The title When Helping Hurts is a bit jarring at first glance. Is it possible to hurt the poor in the process of helping them? Can one even cause harm inadvertently? These questions, among others, are addressed in this book along with many helpful ways that one can help the poor without causing lasting harm.
Chapter 1 looks to Scripture to answer the question of why Jesus came to earth. Jesus, reading from Isaiah, says:
“The Spirit of the Lord is on me, because he has anointed me to preach good news to the poor. He has sent me to proclaim freedom for the prisoners and recovery of sight for the blind, to release the oppressed, to proclaim the year of the Lord’s favor. The eyes of everyone in the synagogue were fastened on him, and he began by saying to them, Today this scripture is fulfilled in your hearing.” (Luke 4:17-21).
This prophetic word was indeed good news for the poor. Jesus showed that the Kingdom of God was not only a future reality, but one which would bring freedom, sight, release, and the Lord’s favor. If Jesus was sent to preach good news for the poor, is that the church’s calling as well? The World Bank conducted a study where they asked sixty thousand people from sixty low-income countries the question “What is poverty?” (p. 49). Some keywords people used to express their situations were: “shame, inferiority, powerlessness, humiliation, fear, hopelessness, depression, social isolation, and voicelessness” (p. 51). While one’s first reaction may be to describe poverty as a lack of financial means, the poor themselves describe poverty in a very different way. Finances alone will not free the poor from their bondage. However, Jesus has good news. He proclaims freedom!
The authors state that God created “four foundational relationships for each person: a relationship with God, with self, with others, and with the rest of creation” (p. 54). For one to be relationally whole, there needs to be harmony in all of these key relationships. When poverty is assessed by this rubric, it is fair to say that everyone is experiencing some level of poverty. A definition of poverty is: “Poverty is the result of relationships that do not work, that are not just, that are not for life, that are not harmonious or enjoyable. Poverty is the absence of shalom in all its meaning” (p. 59). The goal must be to bring people to a place of healing in all of their relationships for change to happen.

= WORK TO DO =
- 1) According to the review, what are the four foundational relationships that God created for each person?
- 2) Quote the review between "The authors state" and "change to happen.", inclusive.
These records have no connection to the review.

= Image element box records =
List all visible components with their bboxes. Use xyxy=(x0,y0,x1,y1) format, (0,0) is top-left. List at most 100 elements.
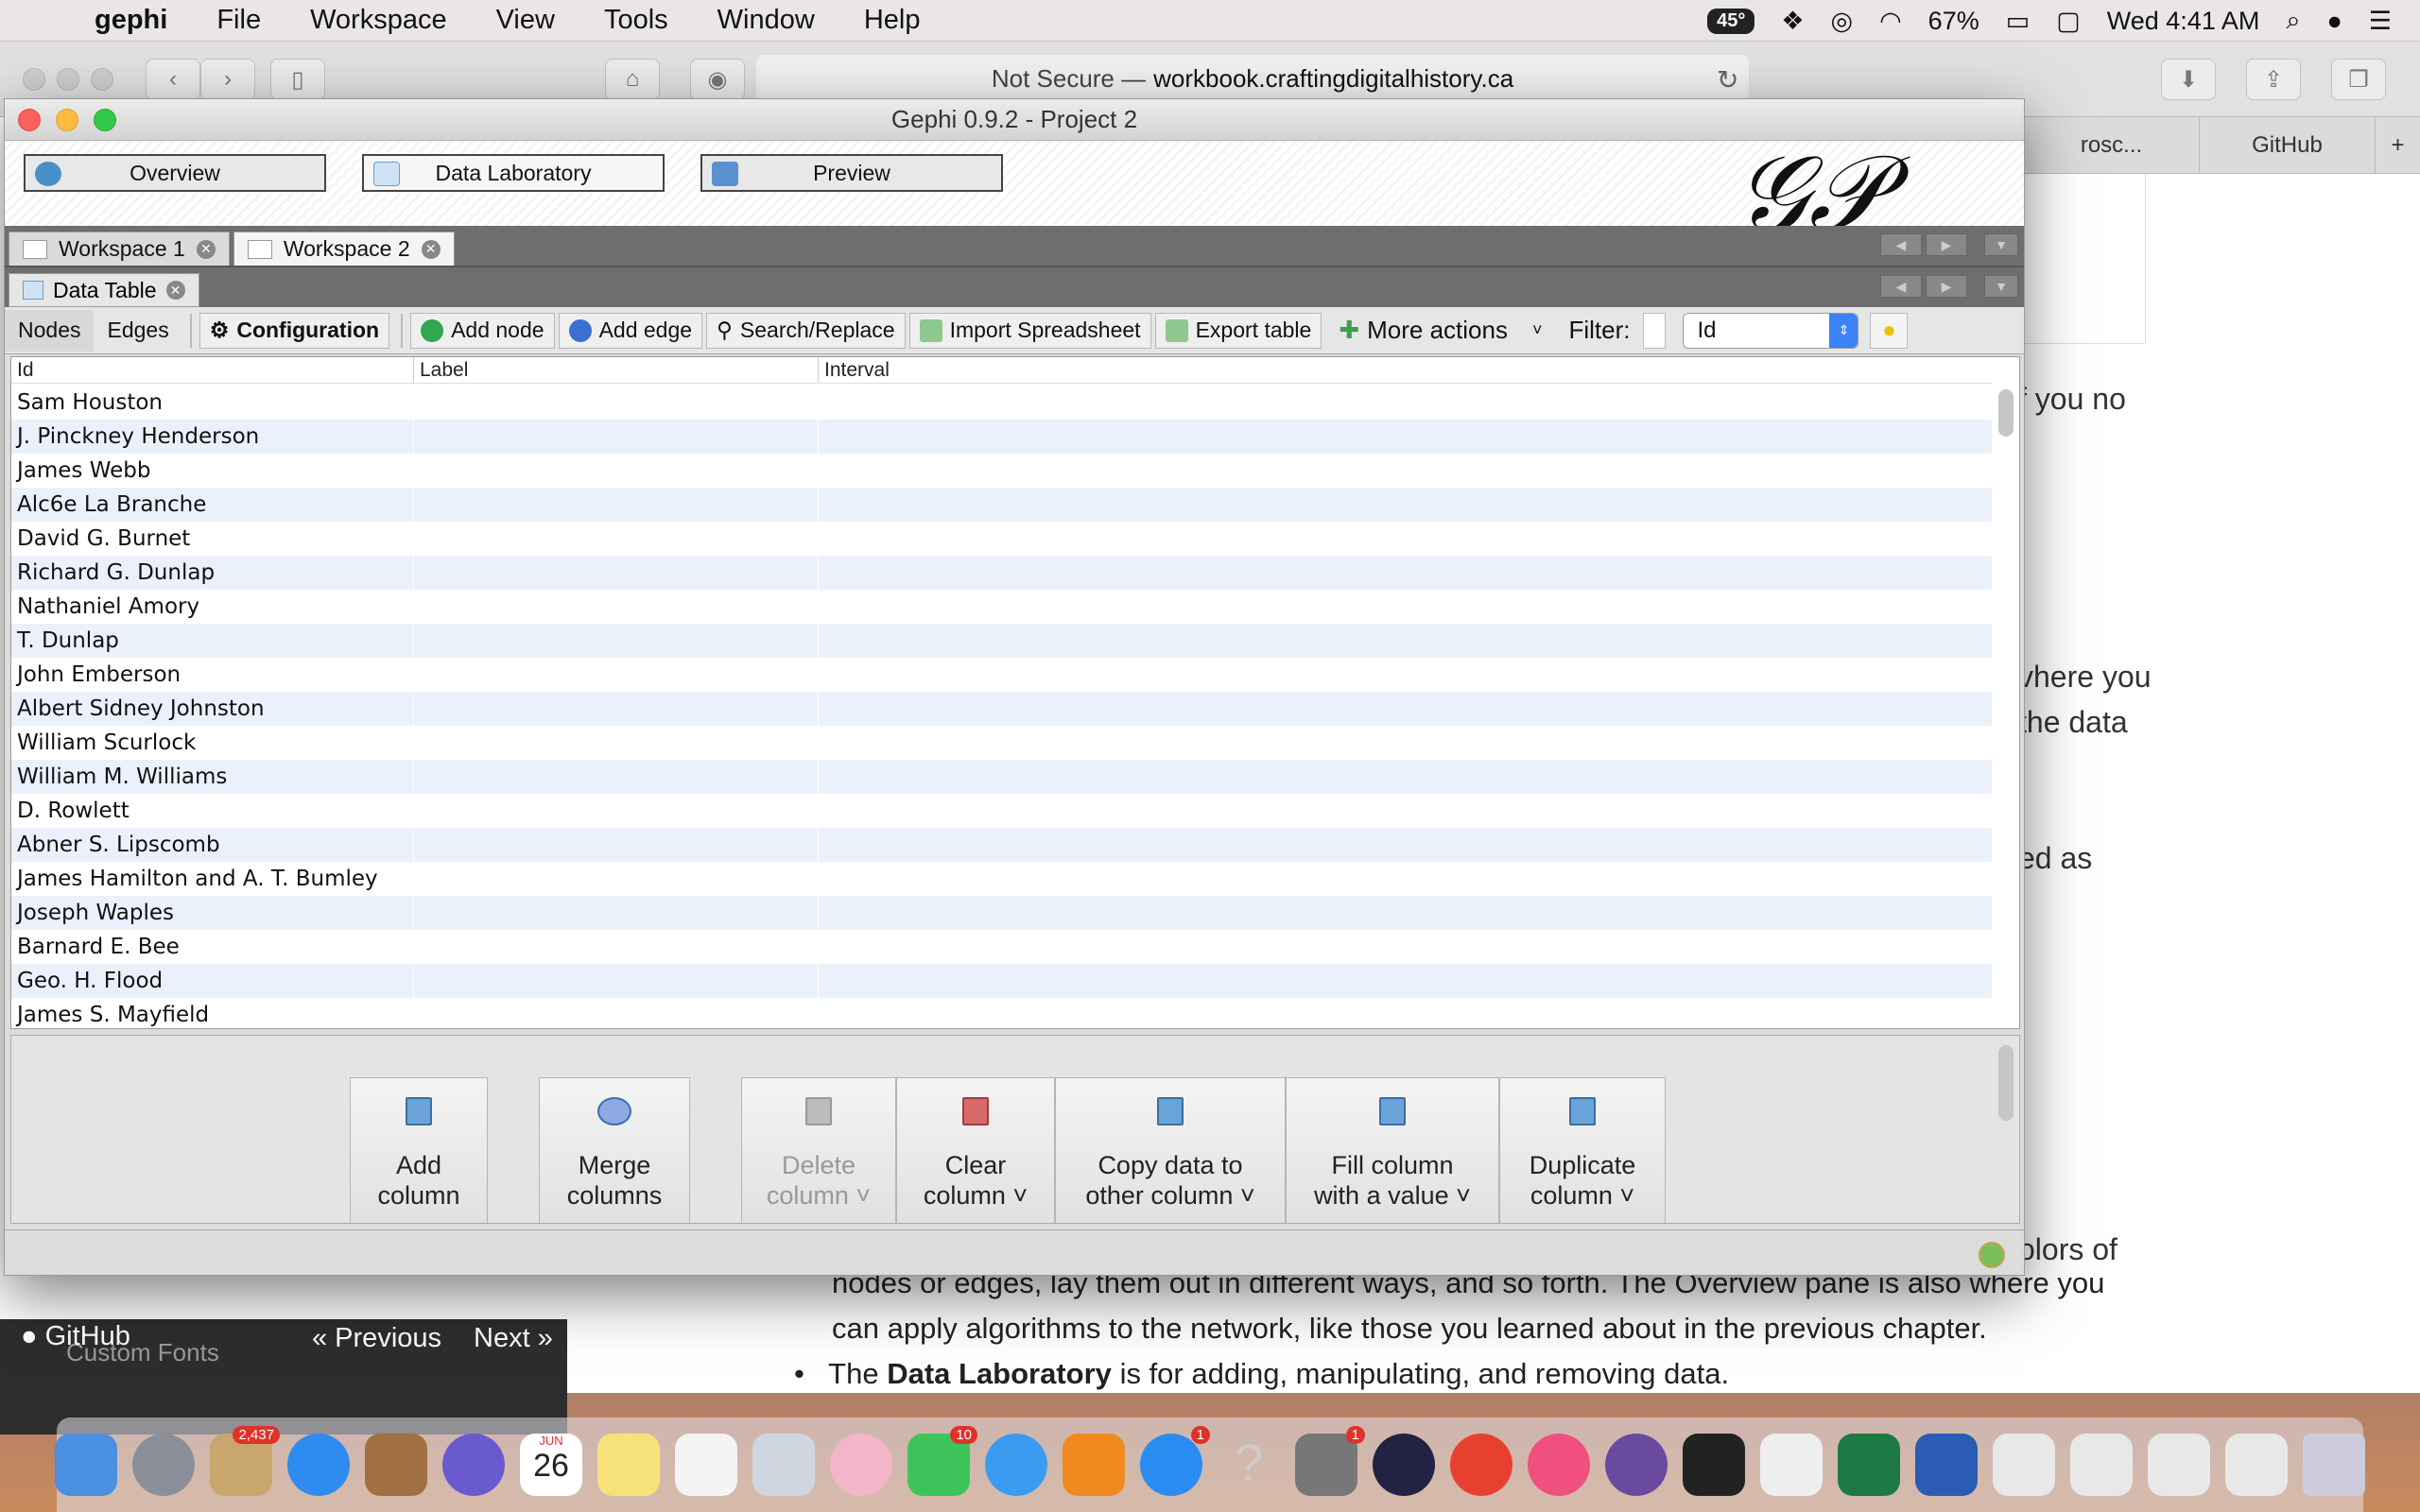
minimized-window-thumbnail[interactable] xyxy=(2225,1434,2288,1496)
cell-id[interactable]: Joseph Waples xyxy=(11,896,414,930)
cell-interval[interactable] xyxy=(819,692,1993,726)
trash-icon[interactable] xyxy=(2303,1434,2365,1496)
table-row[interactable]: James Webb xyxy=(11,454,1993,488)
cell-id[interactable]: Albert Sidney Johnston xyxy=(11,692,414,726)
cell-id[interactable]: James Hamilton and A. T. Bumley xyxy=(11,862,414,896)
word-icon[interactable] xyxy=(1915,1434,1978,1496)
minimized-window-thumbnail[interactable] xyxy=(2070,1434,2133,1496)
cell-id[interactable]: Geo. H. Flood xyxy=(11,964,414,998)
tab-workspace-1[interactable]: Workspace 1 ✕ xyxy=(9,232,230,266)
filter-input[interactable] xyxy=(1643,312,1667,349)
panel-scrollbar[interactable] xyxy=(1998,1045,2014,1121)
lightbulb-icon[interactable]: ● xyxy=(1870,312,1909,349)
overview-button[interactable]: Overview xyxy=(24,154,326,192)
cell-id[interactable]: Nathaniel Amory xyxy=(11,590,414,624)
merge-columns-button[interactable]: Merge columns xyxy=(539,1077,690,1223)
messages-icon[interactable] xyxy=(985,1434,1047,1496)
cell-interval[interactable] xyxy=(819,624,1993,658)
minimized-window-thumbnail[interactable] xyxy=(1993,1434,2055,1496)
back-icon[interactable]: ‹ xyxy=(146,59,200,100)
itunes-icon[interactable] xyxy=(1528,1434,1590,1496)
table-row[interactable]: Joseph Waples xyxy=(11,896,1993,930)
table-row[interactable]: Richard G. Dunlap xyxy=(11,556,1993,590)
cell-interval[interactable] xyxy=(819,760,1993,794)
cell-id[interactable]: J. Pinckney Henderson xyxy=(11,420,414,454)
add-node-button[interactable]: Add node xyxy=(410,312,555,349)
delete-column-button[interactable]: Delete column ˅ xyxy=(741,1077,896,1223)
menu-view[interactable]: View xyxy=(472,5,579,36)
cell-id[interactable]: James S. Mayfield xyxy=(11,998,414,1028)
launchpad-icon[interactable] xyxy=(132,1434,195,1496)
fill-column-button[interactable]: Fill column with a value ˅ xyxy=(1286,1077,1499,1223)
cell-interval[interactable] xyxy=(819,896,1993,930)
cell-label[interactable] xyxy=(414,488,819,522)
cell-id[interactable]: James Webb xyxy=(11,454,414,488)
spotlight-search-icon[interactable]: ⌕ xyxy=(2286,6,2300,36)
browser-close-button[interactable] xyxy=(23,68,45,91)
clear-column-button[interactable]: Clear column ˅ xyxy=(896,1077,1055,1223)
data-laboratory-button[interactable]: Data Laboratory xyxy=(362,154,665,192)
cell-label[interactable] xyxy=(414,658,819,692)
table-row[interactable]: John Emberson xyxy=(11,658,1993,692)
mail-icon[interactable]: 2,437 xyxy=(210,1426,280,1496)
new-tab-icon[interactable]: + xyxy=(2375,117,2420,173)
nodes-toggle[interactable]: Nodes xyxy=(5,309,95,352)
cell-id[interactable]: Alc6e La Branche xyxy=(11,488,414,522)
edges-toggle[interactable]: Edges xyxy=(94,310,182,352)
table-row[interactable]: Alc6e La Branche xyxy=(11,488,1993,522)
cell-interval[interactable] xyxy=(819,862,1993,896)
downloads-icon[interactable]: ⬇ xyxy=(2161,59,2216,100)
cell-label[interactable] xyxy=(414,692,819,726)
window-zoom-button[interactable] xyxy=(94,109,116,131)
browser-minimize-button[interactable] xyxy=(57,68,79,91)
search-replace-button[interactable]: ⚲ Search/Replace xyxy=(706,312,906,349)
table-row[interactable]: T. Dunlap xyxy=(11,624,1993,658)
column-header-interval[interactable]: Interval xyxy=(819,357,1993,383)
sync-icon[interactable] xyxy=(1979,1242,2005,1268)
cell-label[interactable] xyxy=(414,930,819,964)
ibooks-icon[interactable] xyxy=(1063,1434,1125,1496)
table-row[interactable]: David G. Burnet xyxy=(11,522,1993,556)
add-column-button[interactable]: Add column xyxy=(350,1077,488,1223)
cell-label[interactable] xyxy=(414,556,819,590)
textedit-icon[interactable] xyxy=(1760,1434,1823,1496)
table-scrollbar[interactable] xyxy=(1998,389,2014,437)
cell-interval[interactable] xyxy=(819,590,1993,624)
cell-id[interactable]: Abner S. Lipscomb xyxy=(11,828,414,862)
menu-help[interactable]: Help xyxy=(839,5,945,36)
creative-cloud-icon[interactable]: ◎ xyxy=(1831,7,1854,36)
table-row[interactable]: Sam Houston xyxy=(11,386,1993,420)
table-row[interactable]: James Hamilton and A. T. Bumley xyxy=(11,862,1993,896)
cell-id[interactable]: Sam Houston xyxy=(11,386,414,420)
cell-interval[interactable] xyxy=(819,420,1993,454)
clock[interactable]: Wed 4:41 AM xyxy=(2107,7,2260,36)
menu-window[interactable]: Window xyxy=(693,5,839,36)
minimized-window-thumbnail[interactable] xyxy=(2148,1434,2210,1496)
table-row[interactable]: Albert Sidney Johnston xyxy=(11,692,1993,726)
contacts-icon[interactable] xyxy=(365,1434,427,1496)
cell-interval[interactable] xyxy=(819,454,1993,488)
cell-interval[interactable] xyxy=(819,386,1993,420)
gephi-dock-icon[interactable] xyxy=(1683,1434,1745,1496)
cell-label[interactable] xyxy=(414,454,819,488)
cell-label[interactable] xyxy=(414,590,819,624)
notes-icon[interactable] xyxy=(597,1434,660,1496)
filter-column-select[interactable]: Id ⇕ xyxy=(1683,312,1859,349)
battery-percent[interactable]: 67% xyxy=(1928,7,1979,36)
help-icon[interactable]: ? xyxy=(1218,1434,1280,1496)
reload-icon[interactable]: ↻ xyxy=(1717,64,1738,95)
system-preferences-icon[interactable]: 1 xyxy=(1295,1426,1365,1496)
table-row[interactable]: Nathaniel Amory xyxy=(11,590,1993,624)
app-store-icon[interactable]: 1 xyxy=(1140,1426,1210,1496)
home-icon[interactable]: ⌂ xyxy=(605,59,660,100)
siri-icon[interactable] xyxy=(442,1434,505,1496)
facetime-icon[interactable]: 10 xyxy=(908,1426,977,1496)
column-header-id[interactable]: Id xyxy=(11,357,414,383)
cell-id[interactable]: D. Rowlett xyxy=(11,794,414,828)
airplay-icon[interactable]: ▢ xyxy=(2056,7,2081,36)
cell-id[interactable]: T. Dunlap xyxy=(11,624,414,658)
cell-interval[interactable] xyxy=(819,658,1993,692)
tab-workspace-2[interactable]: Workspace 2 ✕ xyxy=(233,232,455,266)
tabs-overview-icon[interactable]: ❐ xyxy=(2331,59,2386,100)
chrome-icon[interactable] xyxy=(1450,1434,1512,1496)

= SOLUTIONS TO THE TASKS =
- 1)
- A relationship with God
- A relationship with self
- A relationship with others
- A relationship with the rest of creation

- 2)
The authors state that God created “four foundational relationships for each person: a relationship with God, with self, with others, and with the rest of creation” (p. 54). For one to be relationally whole, there needs to be harmony in all of these key relationships. When poverty is assessed by this rubric, it is fair to say that everyone is experiencing some level of poverty. A definition of poverty is: “Poverty is the result of relationships that do not work, that are not just, that are not for life, that are not harmonious or enjoyable. Poverty is the absence of shalom in all its meaning” (p. 59). The goal must be to bring people to a place of healing in all of their relationships for change to happen.